Figure record extracts:
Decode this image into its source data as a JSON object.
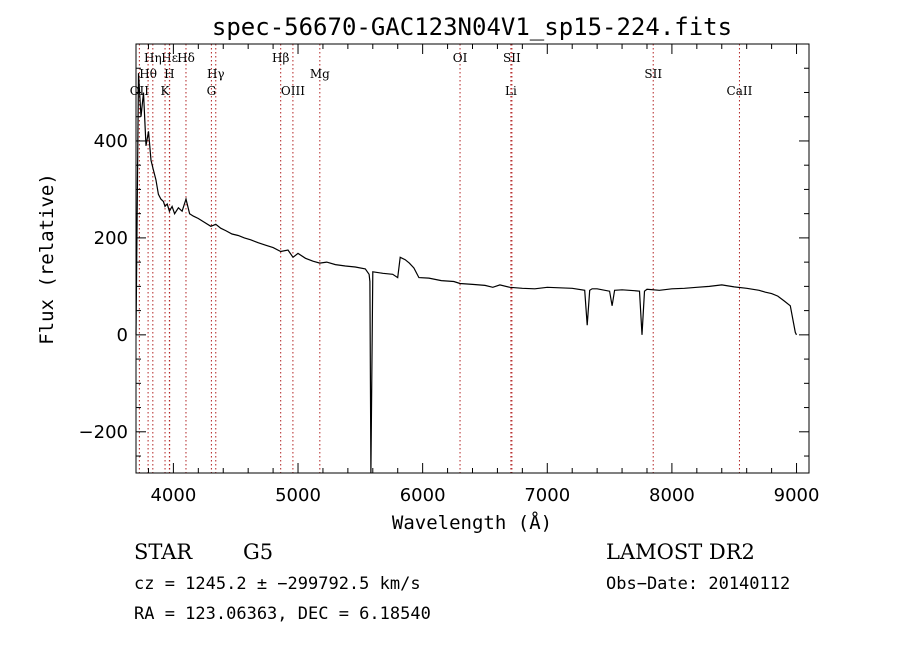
{
  "chart_data": {
    "type": "line",
    "title": "spec-56670-GAC123N04V1_sp15-224.fits",
    "xlabel": "Wavelength (Å)",
    "ylabel": "Flux (relative)",
    "xlim": [
      3700,
      9100
    ],
    "ylim": [
      -285,
      600
    ],
    "x_ticks": [
      4000,
      5000,
      6000,
      7000,
      8000,
      9000
    ],
    "y_ticks": [
      -200,
      0,
      200,
      400
    ],
    "x_tick_labels": [
      "4000",
      "5000",
      "6000",
      "7000",
      "8000",
      "9000"
    ],
    "y_tick_labels": [
      "−200",
      "0",
      "200",
      "400"
    ],
    "grid": false,
    "line_color": "#000000",
    "marker_color": "#b22222",
    "series": [
      {
        "x": [
          3700,
          3720,
          3740,
          3760,
          3780,
          3800,
          3820,
          3840,
          3860,
          3880,
          3900,
          3920,
          3933,
          3950,
          3968,
          3990,
          4010,
          4040,
          4070,
          4101,
          4130,
          4160,
          4200,
          4250,
          4300,
          4340,
          4380,
          4420,
          4470,
          4520,
          4570,
          4620,
          4680,
          4740,
          4800,
          4861,
          4920,
          4960,
          5000,
          5060,
          5120,
          5175,
          5230,
          5300,
          5380,
          5460,
          5540,
          5570,
          5577,
          5585,
          5600,
          5680,
          5760,
          5800,
          5820,
          5860,
          5893,
          5930,
          5970,
          6050,
          6150,
          6250,
          6300,
          6400,
          6500,
          6563,
          6620,
          6700,
          6800,
          6900,
          7000,
          7100,
          7200,
          7300,
          7320,
          7340,
          7360,
          7400,
          7500,
          7520,
          7540,
          7600,
          7700,
          7740,
          7760,
          7780,
          7800,
          7900,
          8000,
          8100,
          8200,
          8300,
          8400,
          8500,
          8600,
          8700,
          8750,
          8800,
          8850,
          8900,
          8950,
          8990,
          9000
        ],
        "y": [
          0,
          540,
          450,
          500,
          390,
          420,
          360,
          340,
          320,
          290,
          280,
          275,
          265,
          270,
          255,
          265,
          250,
          262,
          255,
          280,
          250,
          245,
          240,
          232,
          224,
          228,
          220,
          215,
          208,
          205,
          200,
          196,
          190,
          185,
          180,
          172,
          175,
          160,
          168,
          158,
          152,
          148,
          150,
          145,
          142,
          140,
          136,
          125,
          110,
          -285,
          130,
          127,
          125,
          118,
          160,
          155,
          148,
          138,
          118,
          117,
          112,
          110,
          106,
          104,
          102,
          98,
          103,
          98,
          96,
          95,
          98,
          97,
          96,
          92,
          20,
          92,
          95,
          95,
          90,
          60,
          92,
          93,
          91,
          90,
          0,
          90,
          94,
          92,
          95,
          96,
          98,
          100,
          103,
          99,
          96,
          92,
          88,
          85,
          80,
          70,
          60,
          5,
          0
        ]
      }
    ],
    "line_markers": [
      {
        "label": "Hη",
        "x": 3835,
        "row": 1
      },
      {
        "label": "Hθ",
        "x": 3797,
        "row": 2
      },
      {
        "label": "OII",
        "x": 3727,
        "row": 3
      },
      {
        "label": "Hε",
        "x": 3970,
        "row": 1
      },
      {
        "label": "H",
        "x": 3968,
        "row": 2
      },
      {
        "label": "K",
        "x": 3933,
        "row": 3
      },
      {
        "label": "Hδ",
        "x": 4101,
        "row": 1
      },
      {
        "label": "Hγ",
        "x": 4340,
        "row": 2
      },
      {
        "label": "G",
        "x": 4305,
        "row": 3
      },
      {
        "label": "Hβ",
        "x": 4861,
        "row": 1
      },
      {
        "label": "OIII",
        "x": 4959,
        "row": 3
      },
      {
        "label": "Mg",
        "x": 5175,
        "row": 2
      },
      {
        "label": "OI",
        "x": 6300,
        "row": 1
      },
      {
        "label": "SII",
        "x": 6716,
        "row": 1
      },
      {
        "label": "Li",
        "x": 6708,
        "row": 3
      },
      {
        "label": "SII",
        "x": 7850,
        "row": 2
      },
      {
        "label": "CaII",
        "x": 8542,
        "row": 3
      }
    ]
  },
  "info": {
    "object_class": "STAR",
    "subclass": "G5",
    "cz": "cz = 1245.2 ± −299792.5 km/s",
    "coords": "RA = 123.06363, DEC =   6.18540",
    "survey": "LAMOST DR2",
    "obs_date": "Obs−Date: 20140112"
  }
}
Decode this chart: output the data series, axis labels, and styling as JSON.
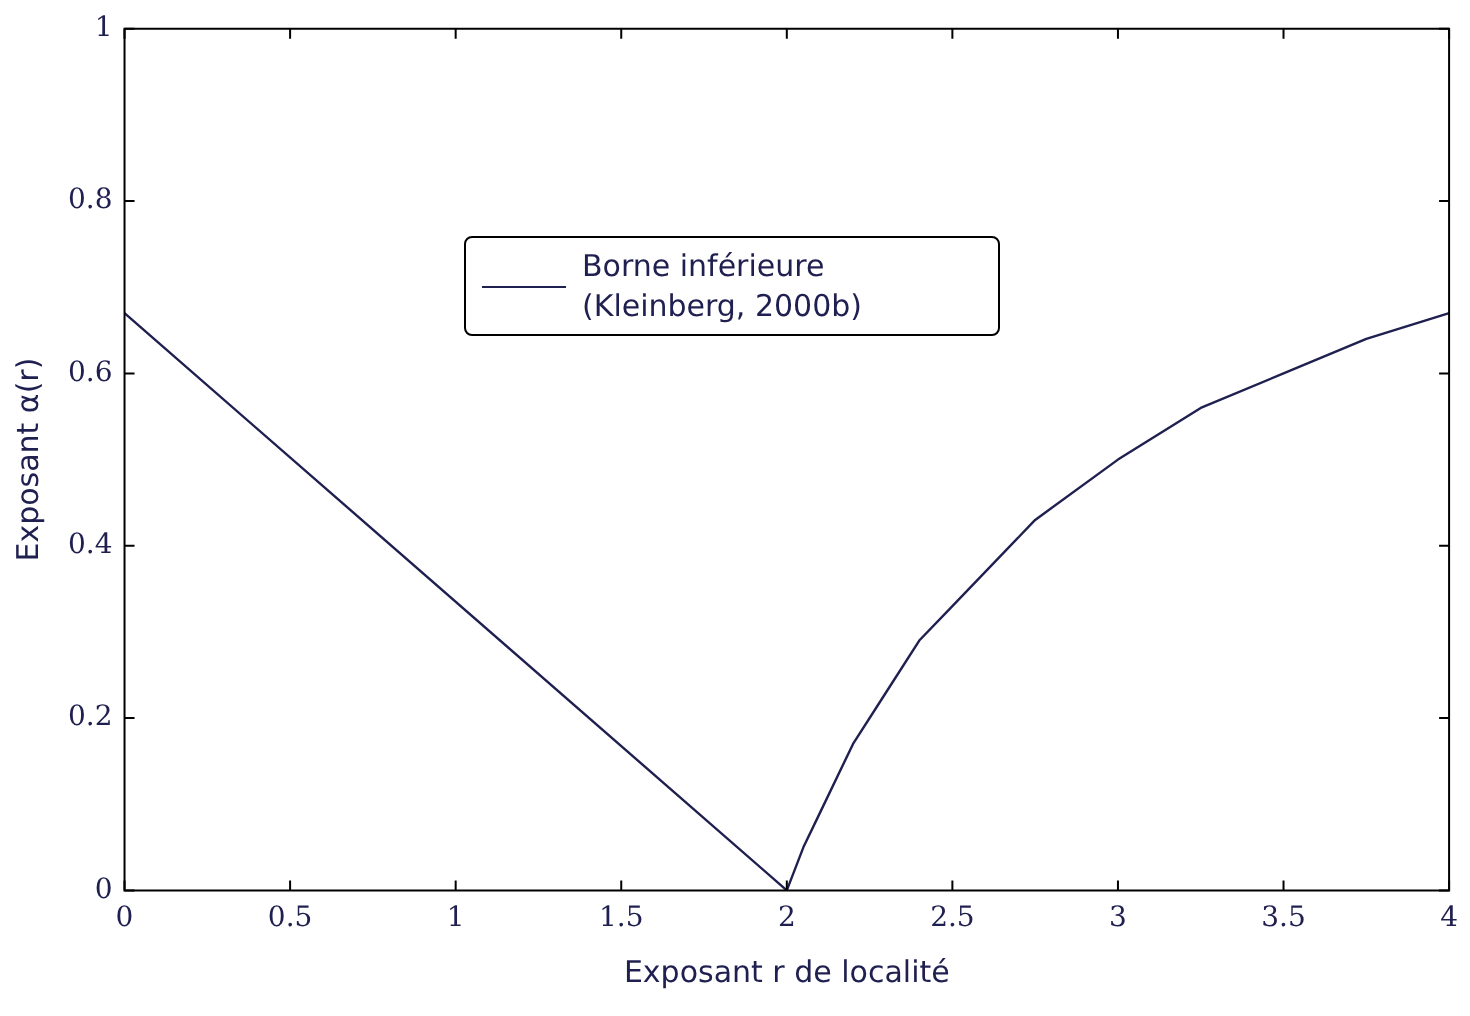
{
  "chart_data": {
    "type": "line",
    "xlabel": "Exposant r de localité",
    "ylabel": "Exposant α(r)",
    "xlim": [
      0,
      4
    ],
    "xticks": [
      0,
      0.5,
      1,
      1.5,
      2,
      2.5,
      3,
      3.5,
      4
    ],
    "ylim": [
      0,
      1
    ],
    "yticks": [
      0,
      0.2,
      0.4,
      0.6,
      0.8,
      1
    ],
    "grid": false,
    "legend": "top",
    "marker": "none",
    "line_style": "solid",
    "series": [
      {
        "name": "Borne inférieure (Kleinberg, 2000b)",
        "color": "#1f2050",
        "x": [
          0,
          2,
          2.05,
          2.1,
          2.2,
          2.3,
          2.4,
          2.5,
          2.75,
          3,
          3.25,
          3.5,
          3.75,
          4
        ],
        "values": [
          0.67,
          0,
          0.05,
          0.09,
          0.17,
          0.23,
          0.29,
          0.33,
          0.43,
          0.5,
          0.56,
          0.6,
          0.64,
          0.67
        ]
      }
    ]
  }
}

> EXERCISE REQUIREMENTS
Search the entries for the word "this" and gather every line where it appears.

> THE SOLUTION
Decode this image into its source data as a JSON object.
Decode this chart: output the data series, axis labels, and styling as JSON.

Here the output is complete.